DATA FOR THIS TASK:
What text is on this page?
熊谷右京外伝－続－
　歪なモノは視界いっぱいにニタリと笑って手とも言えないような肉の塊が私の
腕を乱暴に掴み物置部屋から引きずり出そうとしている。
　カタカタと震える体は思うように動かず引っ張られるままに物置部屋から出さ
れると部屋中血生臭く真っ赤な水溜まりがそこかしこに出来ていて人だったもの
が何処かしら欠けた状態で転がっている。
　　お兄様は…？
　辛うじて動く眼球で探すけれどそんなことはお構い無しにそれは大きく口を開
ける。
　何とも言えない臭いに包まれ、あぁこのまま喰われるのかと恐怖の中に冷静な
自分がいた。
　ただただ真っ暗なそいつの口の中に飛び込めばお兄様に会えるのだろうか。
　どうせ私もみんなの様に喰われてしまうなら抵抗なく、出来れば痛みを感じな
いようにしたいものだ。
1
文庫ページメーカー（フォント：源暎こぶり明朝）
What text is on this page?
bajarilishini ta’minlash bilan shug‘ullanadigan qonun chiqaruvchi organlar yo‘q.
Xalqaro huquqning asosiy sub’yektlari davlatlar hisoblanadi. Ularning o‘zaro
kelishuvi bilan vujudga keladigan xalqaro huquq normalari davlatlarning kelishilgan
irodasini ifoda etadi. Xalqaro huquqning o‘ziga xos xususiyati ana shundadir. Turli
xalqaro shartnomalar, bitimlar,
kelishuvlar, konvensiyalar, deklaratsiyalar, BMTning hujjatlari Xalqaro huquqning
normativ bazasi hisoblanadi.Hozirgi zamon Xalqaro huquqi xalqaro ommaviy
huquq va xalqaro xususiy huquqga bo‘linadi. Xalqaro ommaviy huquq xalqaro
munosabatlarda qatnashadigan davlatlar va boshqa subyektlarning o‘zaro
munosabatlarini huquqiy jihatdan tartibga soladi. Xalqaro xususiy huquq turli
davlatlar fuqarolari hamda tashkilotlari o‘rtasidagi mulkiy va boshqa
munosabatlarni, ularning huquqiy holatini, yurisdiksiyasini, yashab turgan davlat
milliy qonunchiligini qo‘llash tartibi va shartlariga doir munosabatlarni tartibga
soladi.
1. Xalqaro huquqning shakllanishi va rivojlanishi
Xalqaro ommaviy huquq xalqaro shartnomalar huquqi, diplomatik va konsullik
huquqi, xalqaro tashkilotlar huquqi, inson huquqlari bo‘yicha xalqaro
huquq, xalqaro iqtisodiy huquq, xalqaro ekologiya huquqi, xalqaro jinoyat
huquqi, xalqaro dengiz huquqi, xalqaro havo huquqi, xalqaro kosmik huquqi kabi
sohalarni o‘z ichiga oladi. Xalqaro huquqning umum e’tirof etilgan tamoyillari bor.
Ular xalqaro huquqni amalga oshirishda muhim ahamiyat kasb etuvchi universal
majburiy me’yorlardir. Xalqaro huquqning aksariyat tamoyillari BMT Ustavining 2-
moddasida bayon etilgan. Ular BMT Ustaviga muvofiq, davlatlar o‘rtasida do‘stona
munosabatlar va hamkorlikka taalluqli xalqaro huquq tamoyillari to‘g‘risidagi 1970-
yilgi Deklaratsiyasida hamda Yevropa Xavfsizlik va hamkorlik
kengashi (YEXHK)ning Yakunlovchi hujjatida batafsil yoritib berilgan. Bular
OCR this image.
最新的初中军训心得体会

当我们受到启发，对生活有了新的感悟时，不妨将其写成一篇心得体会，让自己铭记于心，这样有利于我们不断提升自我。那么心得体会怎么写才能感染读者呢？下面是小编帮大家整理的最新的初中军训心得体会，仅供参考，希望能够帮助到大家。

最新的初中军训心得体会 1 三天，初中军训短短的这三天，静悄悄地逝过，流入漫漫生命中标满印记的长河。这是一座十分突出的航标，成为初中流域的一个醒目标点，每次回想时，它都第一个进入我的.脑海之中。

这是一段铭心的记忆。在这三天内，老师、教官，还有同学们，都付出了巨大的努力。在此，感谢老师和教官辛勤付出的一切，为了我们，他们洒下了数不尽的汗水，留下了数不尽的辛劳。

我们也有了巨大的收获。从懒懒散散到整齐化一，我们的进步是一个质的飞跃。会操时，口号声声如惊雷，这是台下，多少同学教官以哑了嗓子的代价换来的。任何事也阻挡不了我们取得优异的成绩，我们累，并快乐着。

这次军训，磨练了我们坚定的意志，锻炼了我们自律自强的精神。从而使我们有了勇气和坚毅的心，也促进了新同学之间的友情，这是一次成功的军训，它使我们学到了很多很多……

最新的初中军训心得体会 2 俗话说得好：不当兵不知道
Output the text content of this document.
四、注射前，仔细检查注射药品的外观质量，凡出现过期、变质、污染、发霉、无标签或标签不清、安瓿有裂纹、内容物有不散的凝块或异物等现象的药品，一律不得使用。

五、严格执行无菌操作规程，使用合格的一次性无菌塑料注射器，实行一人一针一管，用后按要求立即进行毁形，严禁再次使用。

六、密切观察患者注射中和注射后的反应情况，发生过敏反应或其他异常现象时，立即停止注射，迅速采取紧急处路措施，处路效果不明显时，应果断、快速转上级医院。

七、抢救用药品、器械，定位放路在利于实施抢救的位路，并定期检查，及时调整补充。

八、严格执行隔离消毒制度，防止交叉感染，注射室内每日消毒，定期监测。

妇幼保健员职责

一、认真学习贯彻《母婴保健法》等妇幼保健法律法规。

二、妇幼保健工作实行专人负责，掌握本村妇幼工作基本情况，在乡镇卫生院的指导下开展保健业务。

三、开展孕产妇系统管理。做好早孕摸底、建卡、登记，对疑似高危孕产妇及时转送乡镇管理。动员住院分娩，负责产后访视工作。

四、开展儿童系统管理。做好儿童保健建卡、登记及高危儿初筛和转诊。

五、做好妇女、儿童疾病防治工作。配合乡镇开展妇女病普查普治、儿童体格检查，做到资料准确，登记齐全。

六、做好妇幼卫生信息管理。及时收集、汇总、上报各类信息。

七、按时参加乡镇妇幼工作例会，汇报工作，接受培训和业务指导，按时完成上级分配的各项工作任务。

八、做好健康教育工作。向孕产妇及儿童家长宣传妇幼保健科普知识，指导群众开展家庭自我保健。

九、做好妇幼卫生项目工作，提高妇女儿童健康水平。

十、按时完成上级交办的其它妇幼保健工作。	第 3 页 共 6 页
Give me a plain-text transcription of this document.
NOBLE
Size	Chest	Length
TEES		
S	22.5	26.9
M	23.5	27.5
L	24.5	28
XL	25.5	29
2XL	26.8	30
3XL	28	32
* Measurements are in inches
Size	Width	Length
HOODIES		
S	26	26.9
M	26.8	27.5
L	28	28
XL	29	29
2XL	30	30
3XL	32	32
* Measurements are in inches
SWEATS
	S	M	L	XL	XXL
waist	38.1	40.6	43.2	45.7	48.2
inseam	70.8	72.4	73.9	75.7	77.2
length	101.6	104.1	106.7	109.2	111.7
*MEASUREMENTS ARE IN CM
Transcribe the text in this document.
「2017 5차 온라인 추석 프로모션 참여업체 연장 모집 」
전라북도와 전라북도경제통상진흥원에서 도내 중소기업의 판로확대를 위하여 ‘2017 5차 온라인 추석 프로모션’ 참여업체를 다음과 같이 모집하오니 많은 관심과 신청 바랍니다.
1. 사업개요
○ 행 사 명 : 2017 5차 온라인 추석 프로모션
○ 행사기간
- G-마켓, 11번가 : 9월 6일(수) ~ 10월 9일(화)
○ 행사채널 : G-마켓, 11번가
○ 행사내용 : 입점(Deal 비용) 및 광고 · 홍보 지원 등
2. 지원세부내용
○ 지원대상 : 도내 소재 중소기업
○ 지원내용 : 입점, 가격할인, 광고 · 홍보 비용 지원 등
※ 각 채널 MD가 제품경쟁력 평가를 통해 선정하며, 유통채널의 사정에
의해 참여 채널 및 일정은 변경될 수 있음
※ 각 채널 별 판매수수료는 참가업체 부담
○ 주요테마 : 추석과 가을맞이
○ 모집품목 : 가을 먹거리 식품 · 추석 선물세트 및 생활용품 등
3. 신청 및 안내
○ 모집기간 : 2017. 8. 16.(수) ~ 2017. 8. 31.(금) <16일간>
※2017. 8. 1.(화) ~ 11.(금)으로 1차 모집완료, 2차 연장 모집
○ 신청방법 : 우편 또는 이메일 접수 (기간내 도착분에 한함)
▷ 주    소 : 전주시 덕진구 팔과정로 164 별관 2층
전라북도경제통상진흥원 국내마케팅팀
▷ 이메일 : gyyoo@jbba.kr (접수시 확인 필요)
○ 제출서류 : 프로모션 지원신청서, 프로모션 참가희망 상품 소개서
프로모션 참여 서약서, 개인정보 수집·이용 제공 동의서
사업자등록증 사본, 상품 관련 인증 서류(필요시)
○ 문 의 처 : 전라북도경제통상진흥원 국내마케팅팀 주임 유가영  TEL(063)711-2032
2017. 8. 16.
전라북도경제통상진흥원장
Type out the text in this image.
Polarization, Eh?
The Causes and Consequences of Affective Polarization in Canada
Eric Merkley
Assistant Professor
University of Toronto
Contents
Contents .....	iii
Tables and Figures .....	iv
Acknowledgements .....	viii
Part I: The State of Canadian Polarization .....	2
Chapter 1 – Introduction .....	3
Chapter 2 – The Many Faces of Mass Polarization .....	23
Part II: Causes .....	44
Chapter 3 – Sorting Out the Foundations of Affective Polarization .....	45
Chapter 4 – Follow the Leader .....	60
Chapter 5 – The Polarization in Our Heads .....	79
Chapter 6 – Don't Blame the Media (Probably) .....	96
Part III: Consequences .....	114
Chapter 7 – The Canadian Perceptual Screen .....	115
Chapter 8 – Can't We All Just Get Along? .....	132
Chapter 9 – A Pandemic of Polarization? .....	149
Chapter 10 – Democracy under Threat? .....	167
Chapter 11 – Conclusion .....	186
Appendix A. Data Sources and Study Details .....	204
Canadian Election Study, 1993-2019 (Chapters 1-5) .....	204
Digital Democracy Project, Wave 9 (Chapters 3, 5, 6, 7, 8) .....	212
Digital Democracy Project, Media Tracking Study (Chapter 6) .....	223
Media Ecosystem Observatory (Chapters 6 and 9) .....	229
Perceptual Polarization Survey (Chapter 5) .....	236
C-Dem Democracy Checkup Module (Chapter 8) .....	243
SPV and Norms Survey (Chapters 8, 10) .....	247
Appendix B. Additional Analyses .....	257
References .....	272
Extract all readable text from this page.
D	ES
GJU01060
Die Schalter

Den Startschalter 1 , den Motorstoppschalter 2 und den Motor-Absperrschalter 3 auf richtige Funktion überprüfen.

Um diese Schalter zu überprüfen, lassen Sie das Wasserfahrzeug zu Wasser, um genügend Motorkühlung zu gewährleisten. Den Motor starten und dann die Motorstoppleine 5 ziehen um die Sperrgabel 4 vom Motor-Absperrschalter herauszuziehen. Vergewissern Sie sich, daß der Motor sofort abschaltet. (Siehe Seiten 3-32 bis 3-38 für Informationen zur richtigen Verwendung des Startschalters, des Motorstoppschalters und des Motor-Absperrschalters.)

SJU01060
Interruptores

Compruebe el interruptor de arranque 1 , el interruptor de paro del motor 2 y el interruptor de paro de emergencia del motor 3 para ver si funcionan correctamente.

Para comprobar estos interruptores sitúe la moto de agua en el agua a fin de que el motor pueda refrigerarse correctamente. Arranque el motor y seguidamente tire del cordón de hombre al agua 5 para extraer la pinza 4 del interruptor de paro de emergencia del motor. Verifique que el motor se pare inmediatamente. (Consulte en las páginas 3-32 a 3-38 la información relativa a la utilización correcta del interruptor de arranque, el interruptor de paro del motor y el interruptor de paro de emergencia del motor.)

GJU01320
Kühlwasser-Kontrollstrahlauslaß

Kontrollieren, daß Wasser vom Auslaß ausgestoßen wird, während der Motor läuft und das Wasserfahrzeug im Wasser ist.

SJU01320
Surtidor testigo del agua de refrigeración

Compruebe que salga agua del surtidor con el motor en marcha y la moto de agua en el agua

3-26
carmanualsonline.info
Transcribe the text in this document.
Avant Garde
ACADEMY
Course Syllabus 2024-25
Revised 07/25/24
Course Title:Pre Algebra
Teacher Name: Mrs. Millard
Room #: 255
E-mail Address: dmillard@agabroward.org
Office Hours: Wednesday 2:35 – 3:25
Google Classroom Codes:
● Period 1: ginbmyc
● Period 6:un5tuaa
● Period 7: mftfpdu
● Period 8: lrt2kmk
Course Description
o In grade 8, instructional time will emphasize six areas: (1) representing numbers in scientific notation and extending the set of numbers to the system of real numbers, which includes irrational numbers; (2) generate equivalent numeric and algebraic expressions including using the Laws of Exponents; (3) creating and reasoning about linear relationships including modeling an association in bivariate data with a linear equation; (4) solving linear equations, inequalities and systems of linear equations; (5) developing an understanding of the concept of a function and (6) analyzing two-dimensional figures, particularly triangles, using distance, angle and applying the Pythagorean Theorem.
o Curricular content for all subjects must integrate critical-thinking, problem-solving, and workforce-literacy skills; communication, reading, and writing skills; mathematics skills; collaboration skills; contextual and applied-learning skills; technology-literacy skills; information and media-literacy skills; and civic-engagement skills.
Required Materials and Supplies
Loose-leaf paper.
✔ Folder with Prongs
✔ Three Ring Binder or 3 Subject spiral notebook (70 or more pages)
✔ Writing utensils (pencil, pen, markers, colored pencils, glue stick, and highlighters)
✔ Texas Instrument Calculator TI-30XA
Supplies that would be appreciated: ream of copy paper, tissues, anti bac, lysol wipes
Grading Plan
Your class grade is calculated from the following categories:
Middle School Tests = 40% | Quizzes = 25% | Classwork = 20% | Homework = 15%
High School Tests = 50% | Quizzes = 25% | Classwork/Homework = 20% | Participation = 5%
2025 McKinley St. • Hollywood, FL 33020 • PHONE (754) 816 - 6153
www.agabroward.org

WHAT IS EXPECTED: Report the number of lines in the entries above that include the string "Quizzes". Give nothing but the number.

SOLUTION TO THIS TASK: 2